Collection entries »
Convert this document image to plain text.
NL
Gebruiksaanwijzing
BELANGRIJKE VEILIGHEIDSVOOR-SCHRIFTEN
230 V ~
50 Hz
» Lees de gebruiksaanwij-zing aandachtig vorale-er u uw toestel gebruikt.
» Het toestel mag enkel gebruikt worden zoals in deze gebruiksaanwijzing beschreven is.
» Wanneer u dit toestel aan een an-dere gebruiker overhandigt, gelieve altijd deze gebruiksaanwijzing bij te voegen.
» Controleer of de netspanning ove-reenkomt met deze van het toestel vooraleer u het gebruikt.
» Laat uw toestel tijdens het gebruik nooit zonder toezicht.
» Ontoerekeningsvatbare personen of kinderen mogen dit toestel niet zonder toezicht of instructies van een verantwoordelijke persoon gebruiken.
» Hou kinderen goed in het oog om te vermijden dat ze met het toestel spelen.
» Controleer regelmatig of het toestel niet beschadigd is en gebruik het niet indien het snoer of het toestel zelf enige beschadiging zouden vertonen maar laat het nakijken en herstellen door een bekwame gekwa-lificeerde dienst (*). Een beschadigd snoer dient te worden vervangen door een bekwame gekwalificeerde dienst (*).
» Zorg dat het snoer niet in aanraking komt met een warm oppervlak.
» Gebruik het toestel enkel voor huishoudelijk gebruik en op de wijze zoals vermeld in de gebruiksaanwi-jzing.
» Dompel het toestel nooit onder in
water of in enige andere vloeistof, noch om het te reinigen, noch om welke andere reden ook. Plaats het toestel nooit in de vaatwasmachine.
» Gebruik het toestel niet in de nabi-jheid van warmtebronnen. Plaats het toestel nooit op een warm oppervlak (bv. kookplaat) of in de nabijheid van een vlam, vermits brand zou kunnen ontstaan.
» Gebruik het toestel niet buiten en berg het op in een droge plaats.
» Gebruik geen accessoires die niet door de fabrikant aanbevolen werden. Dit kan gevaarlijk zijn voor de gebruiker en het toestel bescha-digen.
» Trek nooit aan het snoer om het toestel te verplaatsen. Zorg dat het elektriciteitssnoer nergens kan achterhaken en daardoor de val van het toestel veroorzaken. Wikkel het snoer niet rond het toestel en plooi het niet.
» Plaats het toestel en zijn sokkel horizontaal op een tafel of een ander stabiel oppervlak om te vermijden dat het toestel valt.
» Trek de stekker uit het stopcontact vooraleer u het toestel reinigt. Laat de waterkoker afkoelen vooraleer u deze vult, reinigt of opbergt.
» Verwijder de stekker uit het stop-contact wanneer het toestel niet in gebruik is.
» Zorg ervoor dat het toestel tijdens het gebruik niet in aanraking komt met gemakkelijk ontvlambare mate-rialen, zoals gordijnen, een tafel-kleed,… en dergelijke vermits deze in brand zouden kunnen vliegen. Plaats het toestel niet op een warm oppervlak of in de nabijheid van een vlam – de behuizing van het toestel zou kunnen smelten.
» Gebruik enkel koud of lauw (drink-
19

INSTRUCTIONS FOR THE TASK » Quote all the records exactly, please, leaving none out.

SOLVED EXERCISE »
Convert this document image to plain text.
NL
Gebruiksaanwijzing
BELANGRIJKE VEILIGHEIDSVOOR-SCHRIFTEN
230 V ~
50 Hz
» Lees de gebruiksaanwij-zing aandachtig vorale-er u uw toestel gebruikt.
» Het toestel mag enkel gebruikt worden zoals in deze gebruiksaanwijzing beschreven is.
» Wanneer u dit toestel aan een an-dere gebruiker overhandigt, gelieve altijd deze gebruiksaanwijzing bij te voegen.
» Controleer of de netspanning ove-reenkomt met deze van het toestel vooraleer u het gebruikt.
» Laat uw toestel tijdens het gebruik nooit zonder toezicht.
» Ontoerekeningsvatbare personen of kinderen mogen dit toestel niet zonder toezicht of instructies van een verantwoordelijke persoon gebruiken.
» Hou kinderen goed in het oog om te vermijden dat ze met het toestel spelen.
» Controleer regelmatig of het toestel niet beschadigd is en gebruik het niet indien het snoer of het toestel zelf enige beschadiging zouden vertonen maar laat het nakijken en herstellen door een bekwame gekwa-lificeerde dienst (*). Een beschadigd snoer dient te worden vervangen door een bekwame gekwalificeerde dienst (*).
» Zorg dat het snoer niet in aanraking komt met een warm oppervlak.
» Gebruik het toestel enkel voor huishoudelijk gebruik en op de wijze zoals vermeld in de gebruiksaanwi-jzing.
» Dompel het toestel nooit onder in
water of in enige andere vloeistof, noch om het te reinigen, noch om welke andere reden ook. Plaats het toestel nooit in de vaatwasmachine.
» Gebruik het toestel niet in de nabi-jheid van warmtebronnen. Plaats het toestel nooit op een warm oppervlak (bv. kookplaat) of in de nabijheid van een vlam, vermits brand zou kunnen ontstaan.
» Gebruik het toestel niet buiten en berg het op in een droge plaats.
» Gebruik geen accessoires die niet door de fabrikant aanbevolen werden. Dit kan gevaarlijk zijn voor de gebruiker en het toestel bescha-digen.
» Trek nooit aan het snoer om het toestel te verplaatsen. Zorg dat het elektriciteitssnoer nergens kan achterhaken en daardoor de val van het toestel veroorzaken. Wikkel het snoer niet rond het toestel en plooi het niet.
» Plaats het toestel en zijn sokkel horizontaal op een tafel of een ander stabiel oppervlak om te vermijden dat het toestel valt.
» Trek de stekker uit het stopcontact vooraleer u het toestel reinigt. Laat de waterkoker afkoelen vooraleer u deze vult, reinigt of opbergt.
» Verwijder de stekker uit het stop-contact wanneer het toestel niet in gebruik is.
» Zorg ervoor dat het toestel tijdens het gebruik niet in aanraking komt met gemakkelijk ontvlambare mate-rialen, zoals gordijnen, een tafel-kleed,… en dergelijke vermits deze in brand zouden kunnen vliegen. Plaats het toestel niet op een warm oppervlak of in de nabijheid van een vlam – de behuizing van het toestel zou kunnen smelten.
» Gebruik enkel koud of lauw (drink-
19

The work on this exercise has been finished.